■ Material provided ■
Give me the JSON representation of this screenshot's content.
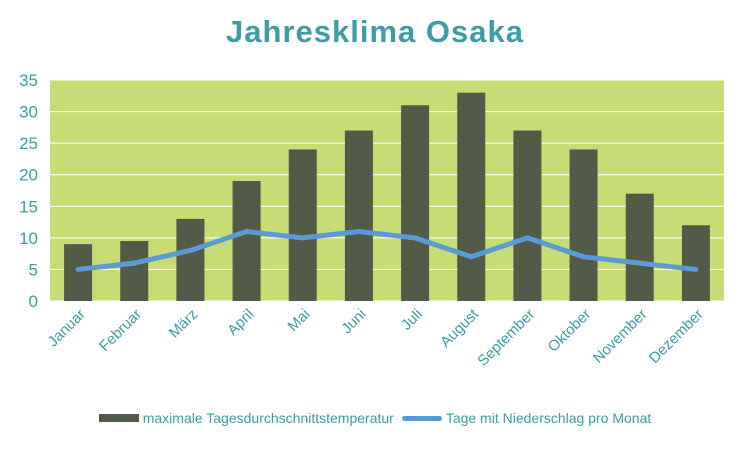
{
  "chart_data": {
    "type": "bar",
    "title": "Jahresklima  Osaka",
    "categories": [
      "Januar",
      "Februar",
      "März",
      "April",
      "Mai",
      "Juni",
      "Juli",
      "August",
      "September",
      "Oktober",
      "November",
      "Dezember"
    ],
    "series": [
      {
        "name": "maximale Tagesdurchschnittstemperatur",
        "type": "bar",
        "color": "#525A48",
        "values": [
          9,
          9.5,
          13,
          19,
          24,
          27,
          31,
          33,
          27,
          24,
          17,
          12
        ]
      },
      {
        "name": "Tage mit Niederschlag pro Monat",
        "type": "line",
        "color": "#5B9BD5",
        "values": [
          5,
          6,
          8,
          11,
          10,
          11,
          10,
          7,
          10,
          7,
          6,
          5
        ]
      }
    ],
    "ylim": [
      0,
      35
    ],
    "yticks": [
      0,
      5,
      10,
      15,
      20,
      25,
      30,
      35
    ],
    "grid": true,
    "plot_background": "#C6DC75",
    "gridline_color": "#FFFFFF",
    "text_color": "#3E9CA5",
    "legend_position": "bottom"
  }
}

■ The problem ■
Omit each picture, then return all of the listing exactly as it stands.

■ Right answer ■
Give me the JSON representation of this screenshot's content.
{
  "chart_data": {
    "type": "bar",
    "title": "Jahresklima  Osaka",
    "categories": [
      "Januar",
      "Februar",
      "März",
      "April",
      "Mai",
      "Juni",
      "Juli",
      "August",
      "September",
      "Oktober",
      "November",
      "Dezember"
    ],
    "series": [
      {
        "name": "maximale Tagesdurchschnittstemperatur",
        "type": "bar",
        "color": "#525A48",
        "values": [
          9,
          9.5,
          13,
          19,
          24,
          27,
          31,
          33,
          27,
          24,
          17,
          12
        ]
      },
      {
        "name": "Tage mit Niederschlag pro Monat",
        "type": "line",
        "color": "#5B9BD5",
        "values": [
          5,
          6,
          8,
          11,
          10,
          11,
          10,
          7,
          10,
          7,
          6,
          5
        ]
      }
    ],
    "ylim": [
      0,
      35
    ],
    "yticks": [
      0,
      5,
      10,
      15,
      20,
      25,
      30,
      35
    ],
    "grid": true,
    "plot_background": "#C6DC75",
    "gridline_color": "#FFFFFF",
    "text_color": "#3E9CA5",
    "legend_position": "bottom"
  }
}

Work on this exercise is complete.